> **TASK 1**
From the passage on capacitors, list every task that the text says makes capacitors essential.

Part of Basic Electrical Circuits

How capacitors store electrical charge, how to make primitive versions, and where to use them in rebuilt circuits.

Why This Matters

When rebuilding electrical infrastructure after collapse, you need more than just wires and batteries. Capacitors—devices that store electrical charge temporarily—appear in virtually every useful electrical circuit, from radio receivers to motor starters to smoothing power supplies. Without capacitors, many technologies simply cannot function.

Unlike batteries, capacitors charge and discharge almost instantly. This makes them essential for filtering noise from power supplies, timing circuits, coupling signals between stages, and delivering short bursts of energy. A community that understands and can fabricate capacitors has access to a far wider range of electrical technology than one that cannot.

Even crude, handmade capacitors made from available materials can serve critical functions. A homemade capacitor can stabilize a charging system, help start a motor, or form part of a radio receiver. The principles are simple and the materials—metal foil, waxed cloth, glass—have been available for centuries.

(Recorded data)

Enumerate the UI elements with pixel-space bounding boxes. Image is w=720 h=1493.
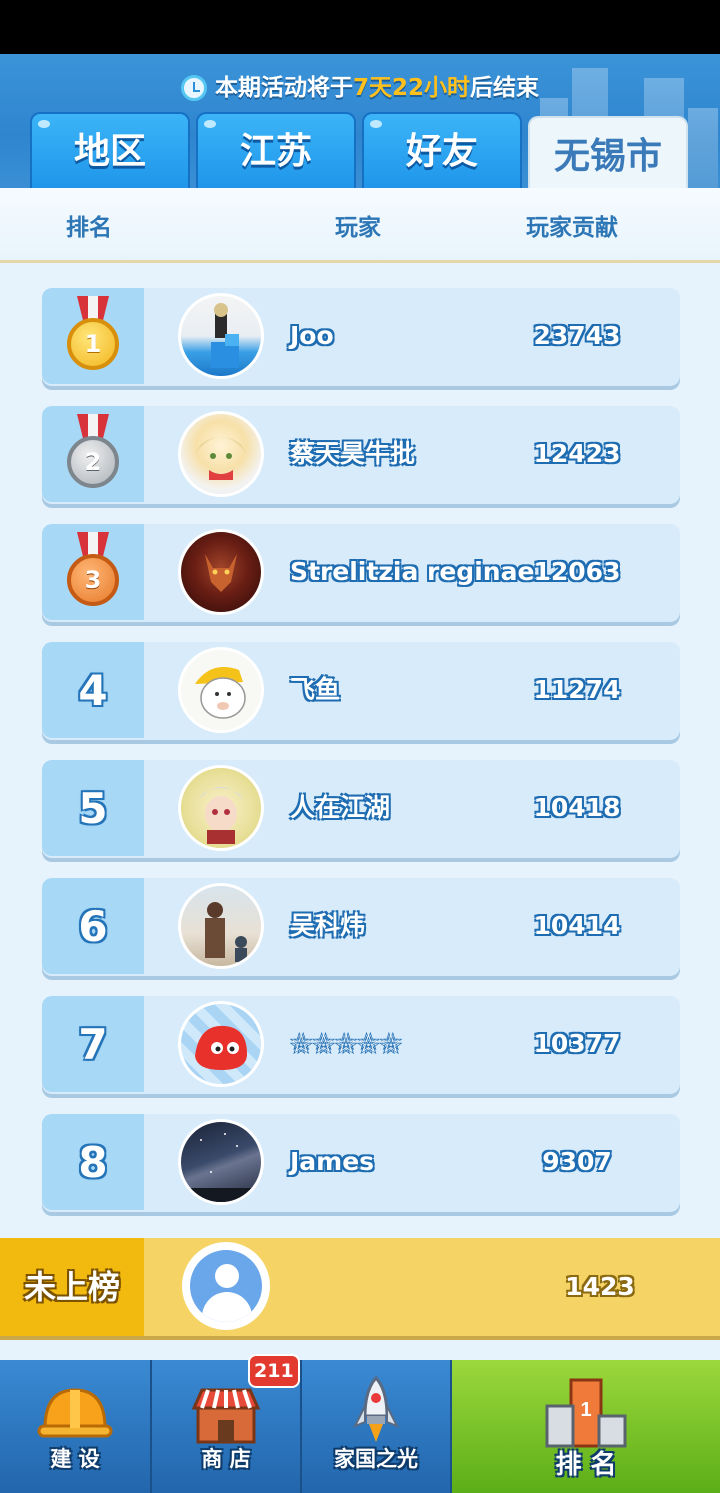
timer-prefix: 本期活动将于 [214,75,353,101]
player-avatar[interactable] [178,647,264,733]
player-score: 10377 [533,1029,621,1058]
player-name: James [290,1147,375,1176]
unranked-label: 未上榜 [0,1238,144,1336]
nav-build[interactable]: 建 设 [0,1360,152,1493]
leaderboard-row[interactable]: 5 人在江湖 10418 [42,760,680,858]
tab-highlight-icon [370,120,382,128]
rank-cell: 3 [42,524,144,620]
player-avatar[interactable] [178,883,264,969]
region-tabs: 地区 江苏 好友 无锡市 [30,112,695,188]
default-user-icon [190,1250,262,1322]
leaderboard-list[interactable]: 1 Joo 23743 2 蔡天昊牛批 12423 3 Strelitzia r… [0,263,720,1238]
tab-friends[interactable]: 好友 [362,112,522,188]
column-rank: 排名 [66,215,112,241]
player-score: 23743 [533,321,621,350]
leaderboard-row[interactable]: 4 飞鱼 11274 [42,642,680,740]
player-name: Joo [290,321,334,350]
spacer [0,1340,720,1360]
leaderboard-row[interactable]: 2 蔡天昊牛批 12423 [42,406,680,504]
bottom-nav: 建 设 商 店 家国之光 1 排 名 211 [0,1354,720,1493]
bronze-medal-icon: 3 [65,532,121,612]
svg-text:1: 1 [580,1399,591,1421]
player-avatar[interactable] [178,411,264,497]
player-avatar[interactable] [178,1001,264,1087]
player-avatar[interactable] [178,529,264,615]
column-contribution: 玩家贡献 [526,215,618,241]
my-rank-row[interactable]: 未上榜 1423 [0,1238,720,1340]
tab-highlight-icon [38,120,50,128]
rank-cell: 5 [42,760,144,856]
column-header: 排名 玩家 玩家贡献 [0,188,720,263]
player-avatar[interactable] [178,765,264,851]
rank-cell: 2 [42,406,144,502]
rank-cell: 7 [42,996,144,1092]
leaderboard-row[interactable]: 1 Joo 23743 [42,288,680,386]
player-score: 10418 [533,793,621,822]
player-name: ☆☆☆☆☆ [290,1029,403,1058]
player-avatar[interactable] [178,293,264,379]
gold-medal-icon: 1 [65,296,121,376]
leaderboard-row[interactable]: 3 Strelitzia reginae 12063 [42,524,680,622]
timer-suffix: 后结束 [470,75,539,101]
header: 本期活动将于7天22小时后结束 地区 江苏 好友 无锡市 [0,54,720,188]
leaderboard-row[interactable]: 8 James 9307 [42,1114,680,1212]
silver-medal-icon: 2 [65,414,121,494]
hard-hat-icon [37,1382,113,1448]
player-name: Strelitzia reginae [290,557,535,586]
player-name: 人在江湖 [290,793,391,822]
clock-icon [180,75,207,101]
status-bar [0,0,720,54]
tab-wuxi[interactable]: 无锡市 [528,116,688,188]
nav-national-glory[interactable]: 家国之光 [302,1360,452,1493]
event-timer: 本期活动将于7天22小时后结束 [0,68,720,102]
rank-cell: 1 [42,288,144,384]
leaderboard-row[interactable]: 6 吴科炜 10414 [42,878,680,976]
player-name: 飞鱼 [290,675,341,704]
player-name: 吴科炜 [290,911,366,940]
leaderboard-row[interactable]: 7 ☆☆☆☆☆ 10377 [42,996,680,1094]
player-score: 9307 [542,1147,612,1176]
player-score: 10414 [533,911,621,940]
rank-cell: 4 [42,642,144,738]
shop-notification-badge: 211 [248,1354,300,1388]
timer-remaining: 7天22小时 [352,75,470,101]
player-score: 12423 [533,439,621,468]
player-name: 蔡天昊牛批 [290,439,416,468]
player-score: 12063 [533,557,621,586]
shop-icon [190,1382,262,1452]
nav-ranking[interactable]: 1 排 名 [452,1360,720,1493]
tab-region[interactable]: 地区 [30,112,190,188]
my-score: 1423 [565,1272,635,1301]
rank-cell: 8 [42,1114,144,1210]
column-player: 玩家 [335,215,381,241]
tab-jiangsu[interactable]: 江苏 [196,112,356,188]
my-avatar[interactable] [182,1242,270,1330]
rocket-icon [351,1375,401,1452]
player-score: 11274 [533,675,621,704]
rank-cell: 6 [42,878,144,974]
tab-highlight-icon [204,120,216,128]
player-avatar[interactable] [178,1119,264,1205]
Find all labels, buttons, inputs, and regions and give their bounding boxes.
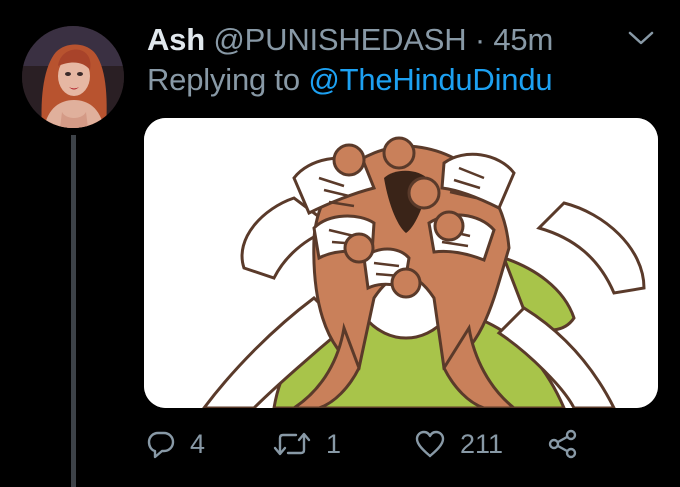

> **TASK 2**
In the recorded data, retype the lines from the line with "timer-prefix: 本期活动将于 [214,75,353,101]" up to and including the line with "leaderboard-list[interactable]: 1 Joo".

> **EXERCISE OUTPUT 1**
- Filtering noise from power supplies
- Timing circuits
- Coupling signals between stages
- Delivering short bursts of energy

> **EXERCISE OUTPUT 2**
timer-prefix: 本期活动将于 [214,75,353,101]
player-avatar[interactable] [178,647,264,733]
player-score: 10377 [533,1029,621,1058]
player-name: James [290,1147,375,1176]
unranked-label: 未上榜 [0,1238,144,1336]
nav-build[interactable]: 建 设 [0,1360,152,1493]
leaderboard-row[interactable]: 5 人在江湖 10418 [42,760,680,858]
tab-highlight-icon [370,120,382,128]
rank-cell: 3 [42,524,144,620]
player-avatar[interactable] [178,883,264,969]
region-tabs: 地区 江苏 好友 无锡市 [30,112,695,188]
default-user-icon [190,1250,262,1322]
leaderboard-list[interactable]: 1 Joo 23743 2 蔡天昊牛批 12423 3 Strelitzia r… [0,263,720,1238]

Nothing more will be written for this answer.